# START OF Task inputs

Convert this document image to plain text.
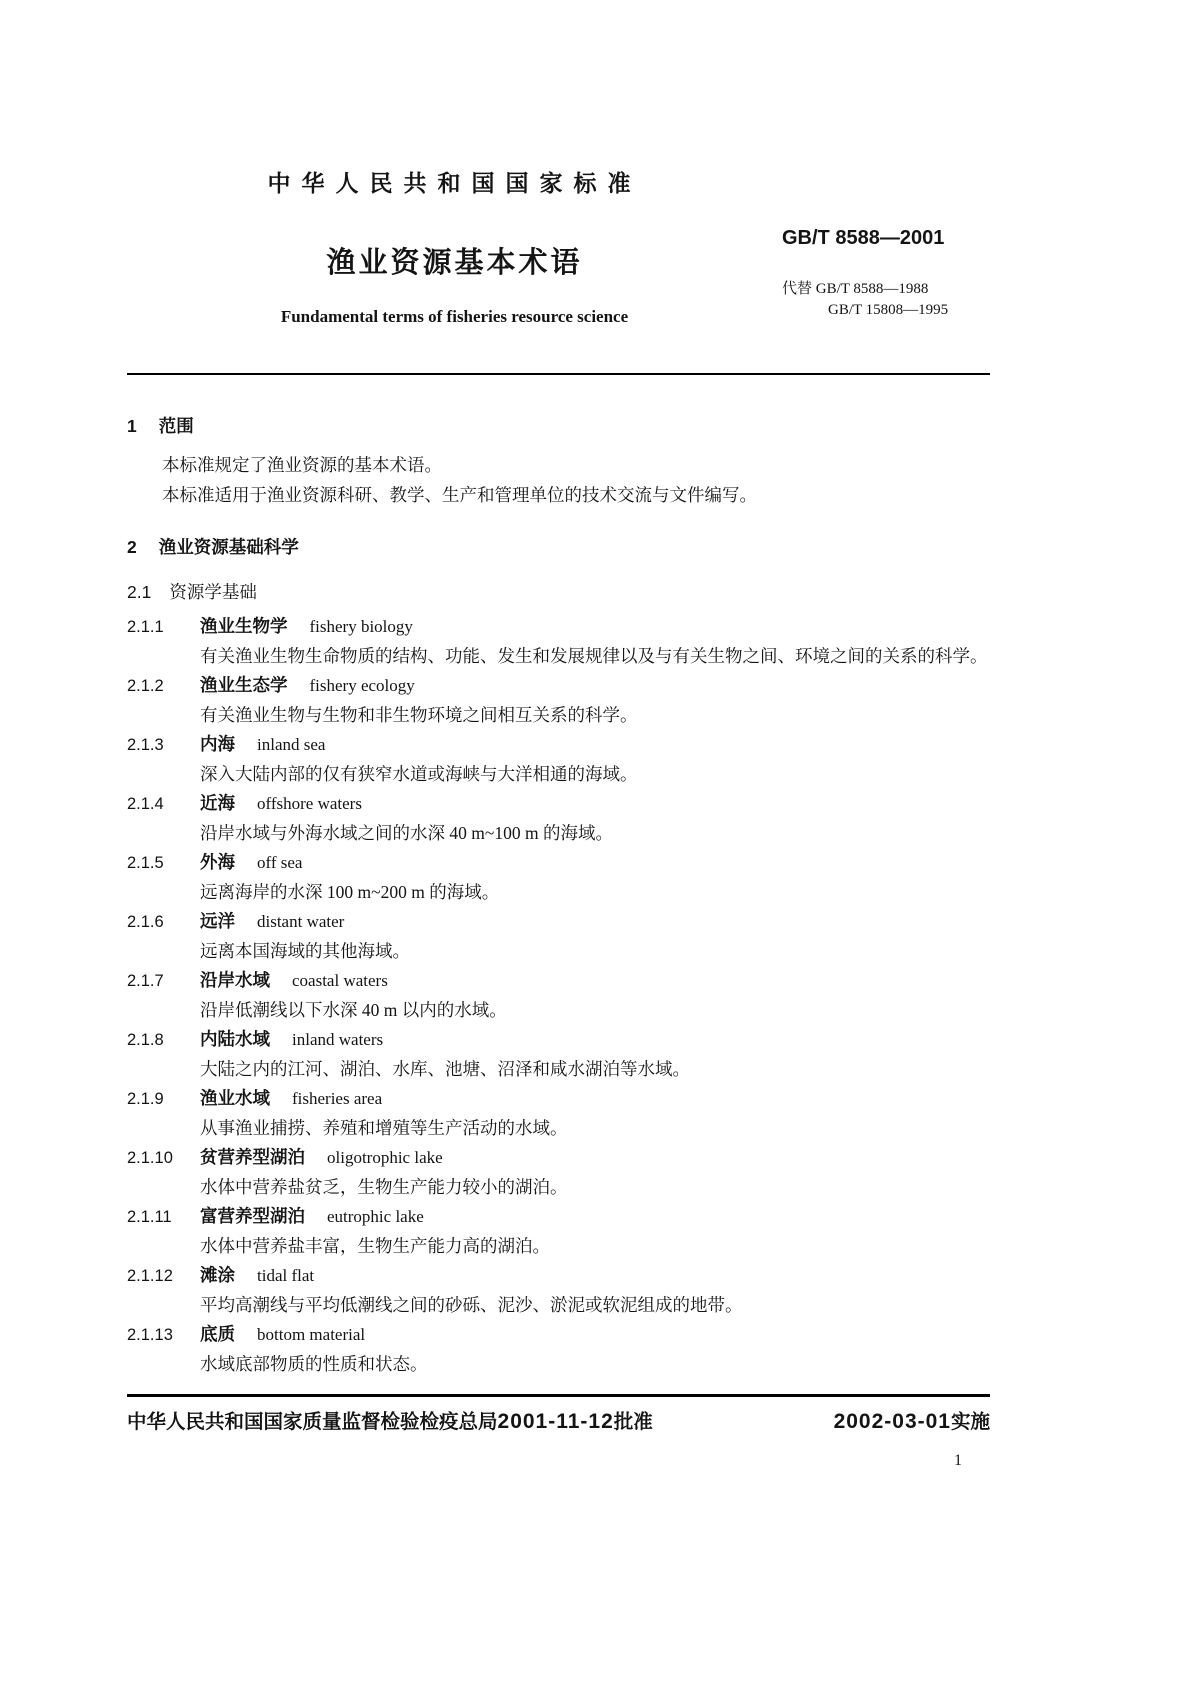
中华人民共和国国家标准
渔业资源基本术语
Fundamental terms of fisheries resource science
GB/T 8588—2001
代替 GB/T 8588—1988
GB/T 15808—1995
1 范围

本标准规定了渔业资源的基本术语。

本标准适用于渔业资源科研、教学、生产和管理单位的技术交流与文件编写。

2 渔业资源基础科学
2.1 资源学基础
2.1.1 渔业生物学 fishery biology
有关渔业生物生命物质的结构、功能、发生和发展规律以及与有关生物之间、环境之间的关系的科学。
2.1.2 渔业生态学 fishery ecology
有关渔业生物与生物和非生物环境之间相互关系的科学。
2.1.3 内海 inland sea
深入大陆内部的仅有狭窄水道或海峡与大洋相通的海域。
2.1.4 近海 offshore waters
沿岸水域与外海水域之间的水深 40 m~100 m 的海域。
2.1.5 外海 off sea
远离海岸的水深 100 m~200 m 的海域。
2.1.6 远洋 distant water
远离本国海域的其他海域。
2.1.7 沿岸水域 coastal waters
沿岸低潮线以下水深 40 m 以内的水域。
2.1.8 内陆水域 inland waters
大陆之内的江河、湖泊、水库、池塘、沼泽和咸水湖泊等水域。
2.1.9 渔业水域 fisheries area
从事渔业捕捞、养殖和增殖等生产活动的水域。
2.1.10 贫营养型湖泊 oligotrophic lake
水体中营养盐贫乏，生物生产能力较小的湖泊。
2.1.11 富营养型湖泊 eutrophic lake
水体中营养盐丰富，生物生产能力高的湖泊。
2.1.12 滩涂 tidal flat
平均高潮线与平均低潮线之间的砂砾、泥沙、淤泥或软泥组成的地带。
2.1.13 底质 bottom material
水域底部物质的性质和状态。
中华人民共和国国家质量监督检验检疫总局2001-11-12批准	2002-03-01实施
1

# END OF Task inputs

→ Aim of the exercise
Write the entries above out again exactly, but not the pictures.

→ Worked answer
Convert this document image to plain text.
中华人民共和国国家标准
渔业资源基本术语
Fundamental terms of fisheries resource science
GB/T 8588—2001
代替 GB/T 8588—1988
GB/T 15808—1995
1 范围

本标准规定了渔业资源的基本术语。

本标准适用于渔业资源科研、教学、生产和管理单位的技术交流与文件编写。

2 渔业资源基础科学
2.1 资源学基础
2.1.1 渔业生物学 fishery biology
有关渔业生物生命物质的结构、功能、发生和发展规律以及与有关生物之间、环境之间的关系的科学。
2.1.2 渔业生态学 fishery ecology
有关渔业生物与生物和非生物环境之间相互关系的科学。
2.1.3 内海 inland sea
深入大陆内部的仅有狭窄水道或海峡与大洋相通的海域。
2.1.4 近海 offshore waters
沿岸水域与外海水域之间的水深 40 m~100 m 的海域。
2.1.5 外海 off sea
远离海岸的水深 100 m~200 m 的海域。
2.1.6 远洋 distant water
远离本国海域的其他海域。
2.1.7 沿岸水域 coastal waters
沿岸低潮线以下水深 40 m 以内的水域。
2.1.8 内陆水域 inland waters
大陆之内的江河、湖泊、水库、池塘、沼泽和咸水湖泊等水域。
2.1.9 渔业水域 fisheries area
从事渔业捕捞、养殖和增殖等生产活动的水域。
2.1.10 贫营养型湖泊 oligotrophic lake
水体中营养盐贫乏，生物生产能力较小的湖泊。
2.1.11 富营养型湖泊 eutrophic lake
水体中营养盐丰富，生物生产能力高的湖泊。
2.1.12 滩涂 tidal flat
平均高潮线与平均低潮线之间的砂砾、泥沙、淤泥或软泥组成的地带。
2.1.13 底质 bottom material
水域底部物质的性质和状态。
中华人民共和国国家质量监督检验检疫总局2001-11-12批准	2002-03-01实施
1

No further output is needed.